EXERCISE DETAILS:
Skip the images and return the records below exactly.

--- Start of SUPPLIED RECORDS ---

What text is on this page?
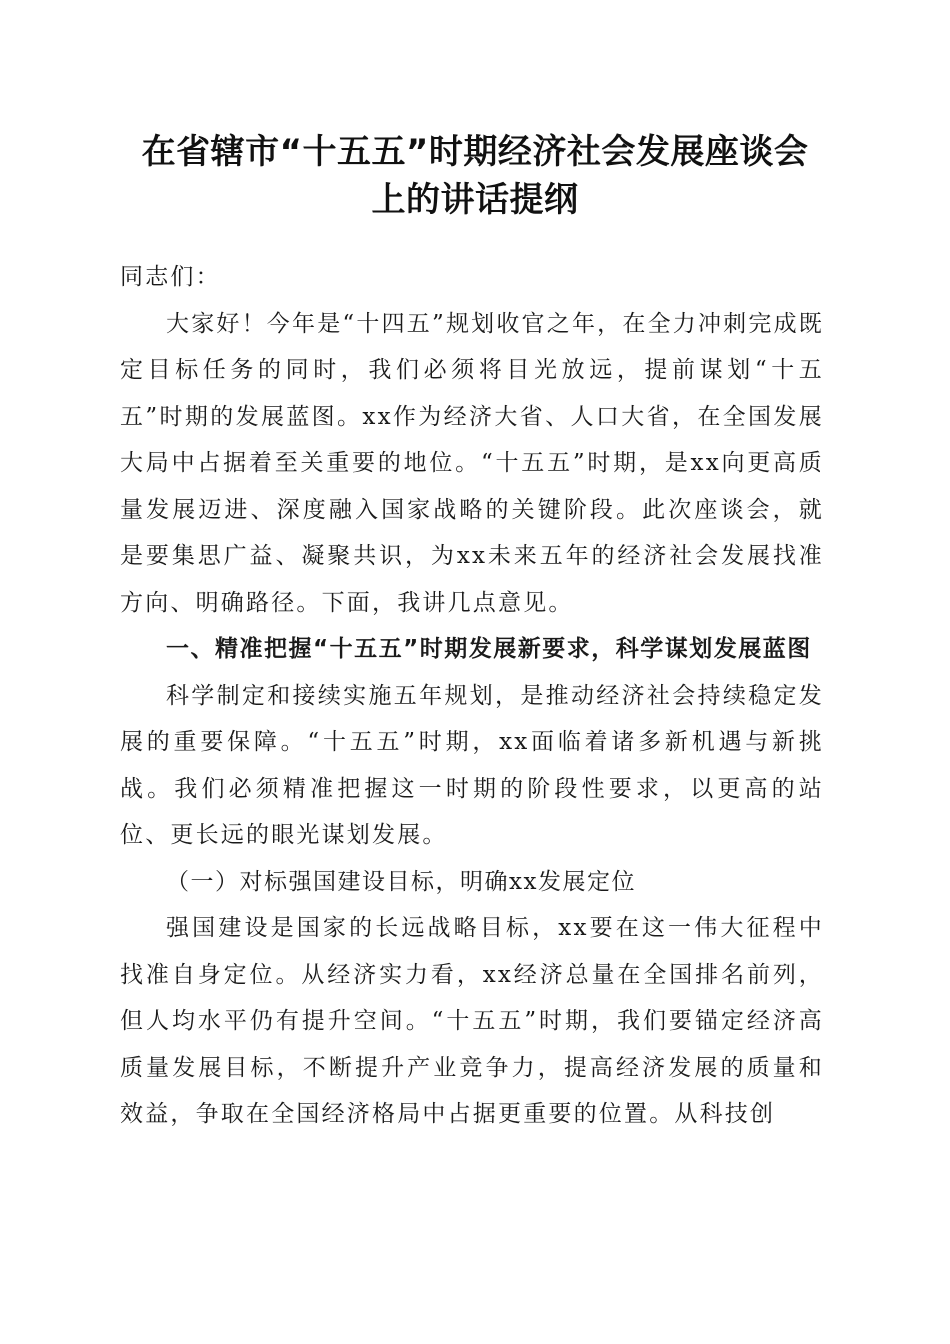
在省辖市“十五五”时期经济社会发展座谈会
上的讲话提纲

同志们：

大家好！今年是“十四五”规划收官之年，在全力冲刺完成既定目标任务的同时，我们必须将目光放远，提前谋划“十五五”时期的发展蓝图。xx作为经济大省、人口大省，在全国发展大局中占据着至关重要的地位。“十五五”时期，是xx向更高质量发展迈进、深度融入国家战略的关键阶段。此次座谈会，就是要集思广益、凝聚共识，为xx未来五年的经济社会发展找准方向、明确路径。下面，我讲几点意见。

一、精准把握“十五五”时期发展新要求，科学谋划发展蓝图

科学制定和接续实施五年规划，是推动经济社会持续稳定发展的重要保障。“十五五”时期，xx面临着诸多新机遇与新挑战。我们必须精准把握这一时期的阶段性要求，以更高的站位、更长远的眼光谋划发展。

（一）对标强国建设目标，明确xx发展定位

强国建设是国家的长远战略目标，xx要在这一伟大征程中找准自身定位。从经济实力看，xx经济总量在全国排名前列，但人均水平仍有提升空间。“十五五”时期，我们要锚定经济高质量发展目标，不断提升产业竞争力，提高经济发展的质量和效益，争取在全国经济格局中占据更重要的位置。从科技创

--- End of SUPPLIED RECORDS ---

WRITTEN RESPONSE:
What text is on this page?
在省辖市“十五五”时期经济社会发展座谈会
上的讲话提纲

同志们：

大家好！今年是“十四五”规划收官之年，在全力冲刺完成既定目标任务的同时，我们必须将目光放远，提前谋划“十五五”时期的发展蓝图。xx作为经济大省、人口大省，在全国发展大局中占据着至关重要的地位。“十五五”时期，是xx向更高质量发展迈进、深度融入国家战略的关键阶段。此次座谈会，就是要集思广益、凝聚共识，为xx未来五年的经济社会发展找准方向、明确路径。下面，我讲几点意见。

一、精准把握“十五五”时期发展新要求，科学谋划发展蓝图

科学制定和接续实施五年规划，是推动经济社会持续稳定发展的重要保障。“十五五”时期，xx面临着诸多新机遇与新挑战。我们必须精准把握这一时期的阶段性要求，以更高的站位、更长远的眼光谋划发展。

（一）对标强国建设目标，明确xx发展定位

强国建设是国家的长远战略目标，xx要在这一伟大征程中找准自身定位。从经济实力看，xx经济总量在全国排名前列，但人均水平仍有提升空间。“十五五”时期，我们要锚定经济高质量发展目标，不断提升产业竞争力，提高经济发展的质量和效益，争取在全国经济格局中占据更重要的位置。从科技创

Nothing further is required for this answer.